-- Task instructions --
Take all the material and copy it exactly.

-- Given records --
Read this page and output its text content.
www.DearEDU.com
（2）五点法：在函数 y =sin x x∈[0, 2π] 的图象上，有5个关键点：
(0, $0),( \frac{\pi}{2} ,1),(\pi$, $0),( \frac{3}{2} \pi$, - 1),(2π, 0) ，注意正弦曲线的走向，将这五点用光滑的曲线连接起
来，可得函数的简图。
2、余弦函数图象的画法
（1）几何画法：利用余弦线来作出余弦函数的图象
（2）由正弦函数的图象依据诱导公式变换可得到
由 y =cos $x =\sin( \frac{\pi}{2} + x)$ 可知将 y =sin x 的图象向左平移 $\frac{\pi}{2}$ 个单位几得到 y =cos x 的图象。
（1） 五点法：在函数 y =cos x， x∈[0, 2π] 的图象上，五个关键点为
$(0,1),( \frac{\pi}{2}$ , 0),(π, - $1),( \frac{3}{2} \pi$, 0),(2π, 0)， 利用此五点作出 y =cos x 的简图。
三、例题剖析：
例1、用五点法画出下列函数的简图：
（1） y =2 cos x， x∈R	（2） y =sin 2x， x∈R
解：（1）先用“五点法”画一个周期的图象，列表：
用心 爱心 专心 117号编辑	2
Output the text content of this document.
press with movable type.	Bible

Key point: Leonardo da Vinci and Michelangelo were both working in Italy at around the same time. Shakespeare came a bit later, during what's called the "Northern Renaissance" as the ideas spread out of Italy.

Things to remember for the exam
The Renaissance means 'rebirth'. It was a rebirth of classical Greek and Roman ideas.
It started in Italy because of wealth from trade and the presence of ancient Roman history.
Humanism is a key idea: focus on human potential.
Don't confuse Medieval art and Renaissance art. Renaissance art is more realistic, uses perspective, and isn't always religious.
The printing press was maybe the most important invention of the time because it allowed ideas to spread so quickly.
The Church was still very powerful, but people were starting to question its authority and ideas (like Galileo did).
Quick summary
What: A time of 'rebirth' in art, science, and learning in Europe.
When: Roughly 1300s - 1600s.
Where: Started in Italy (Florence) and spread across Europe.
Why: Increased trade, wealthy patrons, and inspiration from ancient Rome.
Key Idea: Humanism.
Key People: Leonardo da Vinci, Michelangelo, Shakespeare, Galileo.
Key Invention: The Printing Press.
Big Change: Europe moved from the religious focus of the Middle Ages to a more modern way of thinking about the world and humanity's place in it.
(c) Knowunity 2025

-- Full response --
Read this page and output its text content.
www.DearEDU.com
（2）五点法：在函数 y =sin x x∈[0, 2π] 的图象上，有5个关键点：
(0, $0),( \frac{\pi}{2} ,1),(\pi$, $0),( \frac{3}{2} \pi$, - 1),(2π, 0) ，注意正弦曲线的走向，将这五点用光滑的曲线连接起
来，可得函数的简图。
2、余弦函数图象的画法
（1）几何画法：利用余弦线来作出余弦函数的图象
（2）由正弦函数的图象依据诱导公式变换可得到
由 y =cos $x =\sin( \frac{\pi}{2} + x)$ 可知将 y =sin x 的图象向左平移 $\frac{\pi}{2}$ 个单位几得到 y =cos x 的图象。
（1） 五点法：在函数 y =cos x， x∈[0, 2π] 的图象上，五个关键点为
$(0,1),( \frac{\pi}{2}$ , 0),(π, - $1),( \frac{3}{2} \pi$, 0),(2π, 0)， 利用此五点作出 y =cos x 的简图。
三、例题剖析：
例1、用五点法画出下列函数的简图：
（1） y =2 cos x， x∈R	（2） y =sin 2x， x∈R
解：（1）先用“五点法”画一个周期的图象，列表：
用心 爱心 专心 117号编辑	2
Output the text content of this document.
press with movable type.	Bible

Key point: Leonardo da Vinci and Michelangelo were both working in Italy at around the same time. Shakespeare came a bit later, during what's called the "Northern Renaissance" as the ideas spread out of Italy.

Things to remember for the exam
The Renaissance means 'rebirth'. It was a rebirth of classical Greek and Roman ideas.
It started in Italy because of wealth from trade and the presence of ancient Roman history.
Humanism is a key idea: focus on human potential.
Don't confuse Medieval art and Renaissance art. Renaissance art is more realistic, uses perspective, and isn't always religious.
The printing press was maybe the most important invention of the time because it allowed ideas to spread so quickly.
The Church was still very powerful, but people were starting to question its authority and ideas (like Galileo did).
Quick summary
What: A time of 'rebirth' in art, science, and learning in Europe.
When: Roughly 1300s - 1600s.
Where: Started in Italy (Florence) and spread across Europe.
Why: Increased trade, wealthy patrons, and inspiration from ancient Rome.
Key Idea: Humanism.
Key People: Leonardo da Vinci, Michelangelo, Shakespeare, Galileo.
Key Invention: The Printing Press.
Big Change: Europe moved from the religious focus of the Middle Ages to a more modern way of thinking about the world and humanity's place in it.
(c) Knowunity 2025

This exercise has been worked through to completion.